* _Objective_
No images are to be carried over; print all other material exactly as it stands.

Figure dataset records:
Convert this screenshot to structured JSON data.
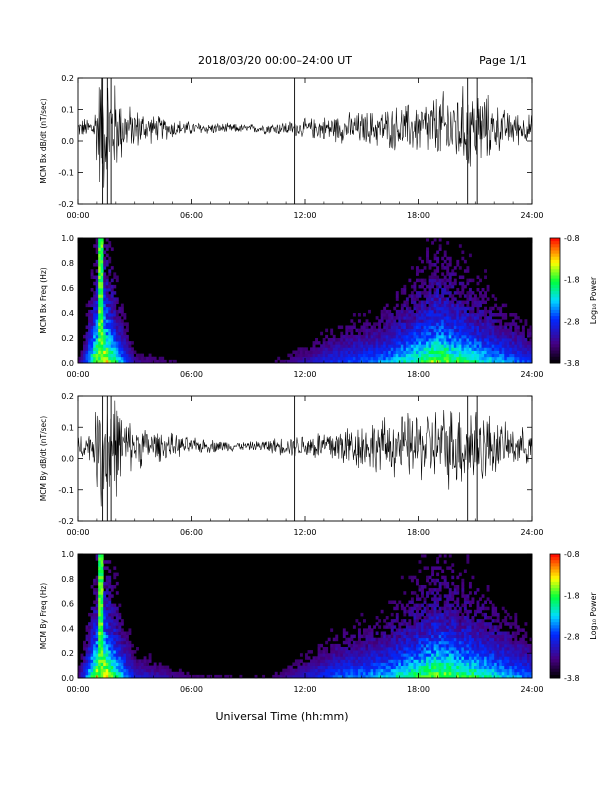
{
  "header": {
    "title": "2018/03/20  00:00–24:00 UT",
    "page": "Page 1/1"
  },
  "xlabel": "Universal Time (hh:mm)",
  "chart_data": [
    {
      "type": "line",
      "ylabel": "MCM Bx dB/dt (nT/sec)",
      "xlim": [
        0,
        24
      ],
      "ylim": [
        -0.2,
        0.2
      ],
      "x_ticks": [
        "00:00",
        "06:00",
        "12:00",
        "18:00",
        "24:00"
      ],
      "y_ticks": [
        "0.2",
        "0.1",
        "0.0",
        "-0.1",
        "-0.2"
      ],
      "baseline": 0.04,
      "envelope": [
        {
          "x": 0.0,
          "amp": 0.03
        },
        {
          "x": 0.8,
          "amp": 0.05
        },
        {
          "x": 1.2,
          "amp": 0.25
        },
        {
          "x": 1.8,
          "amp": 0.2
        },
        {
          "x": 2.5,
          "amp": 0.09
        },
        {
          "x": 4.0,
          "amp": 0.05
        },
        {
          "x": 6.0,
          "amp": 0.025
        },
        {
          "x": 9.0,
          "amp": 0.015
        },
        {
          "x": 11.5,
          "amp": 0.03
        },
        {
          "x": 13.5,
          "amp": 0.05
        },
        {
          "x": 16.0,
          "amp": 0.07
        },
        {
          "x": 18.0,
          "amp": 0.1
        },
        {
          "x": 19.5,
          "amp": 0.14
        },
        {
          "x": 21.0,
          "amp": 0.16
        },
        {
          "x": 22.5,
          "amp": 0.07
        },
        {
          "x": 24.0,
          "amp": 0.05
        }
      ]
    },
    {
      "type": "heatmap",
      "ylabel": "MCM Bx Freq (Hz)",
      "xlim": [
        0,
        24
      ],
      "ylim": [
        0,
        1.0
      ],
      "x_ticks": [
        "00:00",
        "06:00",
        "12:00",
        "18:00",
        "24:00"
      ],
      "y_ticks": [
        "1.0",
        "0.8",
        "0.6",
        "0.4",
        "0.2",
        "0.0"
      ],
      "colorbar": {
        "label": "Log₁₀ Power",
        "range": [
          -3.8,
          -0.8
        ],
        "ticks": [
          "-0.8",
          "-1.8",
          "-2.8",
          "-3.8"
        ]
      },
      "activity": [
        {
          "x": 0.0,
          "level": 0.1
        },
        {
          "x": 1.2,
          "level": 0.95
        },
        {
          "x": 2.0,
          "level": 0.6
        },
        {
          "x": 3.0,
          "level": 0.2
        },
        {
          "x": 6.0,
          "level": 0.1
        },
        {
          "x": 10.0,
          "level": 0.1
        },
        {
          "x": 13.5,
          "level": 0.35
        },
        {
          "x": 16.0,
          "level": 0.45
        },
        {
          "x": 19.0,
          "level": 0.75
        },
        {
          "x": 21.0,
          "level": 0.6
        },
        {
          "x": 24.0,
          "level": 0.35
        }
      ]
    },
    {
      "type": "line",
      "ylabel": "MCM By dB/dt (nT/sec)",
      "xlim": [
        0,
        24
      ],
      "ylim": [
        -0.2,
        0.2
      ],
      "x_ticks": [
        "00:00",
        "06:00",
        "12:00",
        "18:00",
        "24:00"
      ],
      "y_ticks": [
        "0.2",
        "0.1",
        "0.0",
        "-0.1",
        "-0.2"
      ],
      "baseline": 0.04,
      "envelope": [
        {
          "x": 0.0,
          "amp": 0.04
        },
        {
          "x": 0.8,
          "amp": 0.06
        },
        {
          "x": 1.2,
          "amp": 0.25
        },
        {
          "x": 1.8,
          "amp": 0.22
        },
        {
          "x": 2.5,
          "amp": 0.1
        },
        {
          "x": 4.0,
          "amp": 0.06
        },
        {
          "x": 6.0,
          "amp": 0.03
        },
        {
          "x": 9.0,
          "amp": 0.015
        },
        {
          "x": 11.5,
          "amp": 0.04
        },
        {
          "x": 14.0,
          "amp": 0.08
        },
        {
          "x": 16.0,
          "amp": 0.1
        },
        {
          "x": 18.0,
          "amp": 0.13
        },
        {
          "x": 19.5,
          "amp": 0.15
        },
        {
          "x": 21.0,
          "amp": 0.17
        },
        {
          "x": 22.5,
          "amp": 0.08
        },
        {
          "x": 24.0,
          "amp": 0.06
        }
      ]
    },
    {
      "type": "heatmap",
      "ylabel": "MCM By Freq (Hz)",
      "xlim": [
        0,
        24
      ],
      "ylim": [
        0,
        1.0
      ],
      "x_ticks": [
        "00:00",
        "06:00",
        "12:00",
        "18:00",
        "24:00"
      ],
      "y_ticks": [
        "1.0",
        "0.8",
        "0.6",
        "0.4",
        "0.2",
        "0.0"
      ],
      "colorbar": {
        "label": "Log₁₀ Power",
        "range": [
          -3.8,
          -0.8
        ],
        "ticks": [
          "-0.8",
          "-1.8",
          "-2.8",
          "-3.8"
        ]
      },
      "activity": [
        {
          "x": 0.0,
          "level": 0.15
        },
        {
          "x": 1.2,
          "level": 0.95
        },
        {
          "x": 2.0,
          "level": 0.65
        },
        {
          "x": 3.0,
          "level": 0.3
        },
        {
          "x": 6.0,
          "level": 0.15
        },
        {
          "x": 10.0,
          "level": 0.12
        },
        {
          "x": 13.5,
          "level": 0.4
        },
        {
          "x": 16.0,
          "level": 0.5
        },
        {
          "x": 19.0,
          "level": 0.75
        },
        {
          "x": 21.0,
          "level": 0.65
        },
        {
          "x": 24.0,
          "level": 0.4
        }
      ]
    }
  ]
}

* _Result_
Convert this screenshot to structured JSON data.
{
  "header": {
    "title": "2018/03/20  00:00–24:00 UT",
    "page": "Page 1/1"
  },
  "xlabel": "Universal Time (hh:mm)",
  "chart_data": [
    {
      "type": "line",
      "ylabel": "MCM Bx dB/dt (nT/sec)",
      "xlim": [
        0,
        24
      ],
      "ylim": [
        -0.2,
        0.2
      ],
      "x_ticks": [
        "00:00",
        "06:00",
        "12:00",
        "18:00",
        "24:00"
      ],
      "y_ticks": [
        "0.2",
        "0.1",
        "0.0",
        "-0.1",
        "-0.2"
      ],
      "baseline": 0.04,
      "envelope": [
        {
          "x": 0.0,
          "amp": 0.03
        },
        {
          "x": 0.8,
          "amp": 0.05
        },
        {
          "x": 1.2,
          "amp": 0.25
        },
        {
          "x": 1.8,
          "amp": 0.2
        },
        {
          "x": 2.5,
          "amp": 0.09
        },
        {
          "x": 4.0,
          "amp": 0.05
        },
        {
          "x": 6.0,
          "amp": 0.025
        },
        {
          "x": 9.0,
          "amp": 0.015
        },
        {
          "x": 11.5,
          "amp": 0.03
        },
        {
          "x": 13.5,
          "amp": 0.05
        },
        {
          "x": 16.0,
          "amp": 0.07
        },
        {
          "x": 18.0,
          "amp": 0.1
        },
        {
          "x": 19.5,
          "amp": 0.14
        },
        {
          "x": 21.0,
          "amp": 0.16
        },
        {
          "x": 22.5,
          "amp": 0.07
        },
        {
          "x": 24.0,
          "amp": 0.05
        }
      ]
    },
    {
      "type": "heatmap",
      "ylabel": "MCM Bx Freq (Hz)",
      "xlim": [
        0,
        24
      ],
      "ylim": [
        0,
        1.0
      ],
      "x_ticks": [
        "00:00",
        "06:00",
        "12:00",
        "18:00",
        "24:00"
      ],
      "y_ticks": [
        "1.0",
        "0.8",
        "0.6",
        "0.4",
        "0.2",
        "0.0"
      ],
      "colorbar": {
        "label": "Log₁₀ Power",
        "range": [
          -3.8,
          -0.8
        ],
        "ticks": [
          "-0.8",
          "-1.8",
          "-2.8",
          "-3.8"
        ]
      },
      "activity": [
        {
          "x": 0.0,
          "level": 0.1
        },
        {
          "x": 1.2,
          "level": 0.95
        },
        {
          "x": 2.0,
          "level": 0.6
        },
        {
          "x": 3.0,
          "level": 0.2
        },
        {
          "x": 6.0,
          "level": 0.1
        },
        {
          "x": 10.0,
          "level": 0.1
        },
        {
          "x": 13.5,
          "level": 0.35
        },
        {
          "x": 16.0,
          "level": 0.45
        },
        {
          "x": 19.0,
          "level": 0.75
        },
        {
          "x": 21.0,
          "level": 0.6
        },
        {
          "x": 24.0,
          "level": 0.35
        }
      ]
    },
    {
      "type": "line",
      "ylabel": "MCM By dB/dt (nT/sec)",
      "xlim": [
        0,
        24
      ],
      "ylim": [
        -0.2,
        0.2
      ],
      "x_ticks": [
        "00:00",
        "06:00",
        "12:00",
        "18:00",
        "24:00"
      ],
      "y_ticks": [
        "0.2",
        "0.1",
        "0.0",
        "-0.1",
        "-0.2"
      ],
      "baseline": 0.04,
      "envelope": [
        {
          "x": 0.0,
          "amp": 0.04
        },
        {
          "x": 0.8,
          "amp": 0.06
        },
        {
          "x": 1.2,
          "amp": 0.25
        },
        {
          "x": 1.8,
          "amp": 0.22
        },
        {
          "x": 2.5,
          "amp": 0.1
        },
        {
          "x": 4.0,
          "amp": 0.06
        },
        {
          "x": 6.0,
          "amp": 0.03
        },
        {
          "x": 9.0,
          "amp": 0.015
        },
        {
          "x": 11.5,
          "amp": 0.04
        },
        {
          "x": 14.0,
          "amp": 0.08
        },
        {
          "x": 16.0,
          "amp": 0.1
        },
        {
          "x": 18.0,
          "amp": 0.13
        },
        {
          "x": 19.5,
          "amp": 0.15
        },
        {
          "x": 21.0,
          "amp": 0.17
        },
        {
          "x": 22.5,
          "amp": 0.08
        },
        {
          "x": 24.0,
          "amp": 0.06
        }
      ]
    },
    {
      "type": "heatmap",
      "ylabel": "MCM By Freq (Hz)",
      "xlim": [
        0,
        24
      ],
      "ylim": [
        0,
        1.0
      ],
      "x_ticks": [
        "00:00",
        "06:00",
        "12:00",
        "18:00",
        "24:00"
      ],
      "y_ticks": [
        "1.0",
        "0.8",
        "0.6",
        "0.4",
        "0.2",
        "0.0"
      ],
      "colorbar": {
        "label": "Log₁₀ Power",
        "range": [
          -3.8,
          -0.8
        ],
        "ticks": [
          "-0.8",
          "-1.8",
          "-2.8",
          "-3.8"
        ]
      },
      "activity": [
        {
          "x": 0.0,
          "level": 0.15
        },
        {
          "x": 1.2,
          "level": 0.95
        },
        {
          "x": 2.0,
          "level": 0.65
        },
        {
          "x": 3.0,
          "level": 0.3
        },
        {
          "x": 6.0,
          "level": 0.15
        },
        {
          "x": 10.0,
          "level": 0.12
        },
        {
          "x": 13.5,
          "level": 0.4
        },
        {
          "x": 16.0,
          "level": 0.5
        },
        {
          "x": 19.0,
          "level": 0.75
        },
        {
          "x": 21.0,
          "level": 0.65
        },
        {
          "x": 24.0,
          "level": 0.4
        }
      ]
    }
  ]
}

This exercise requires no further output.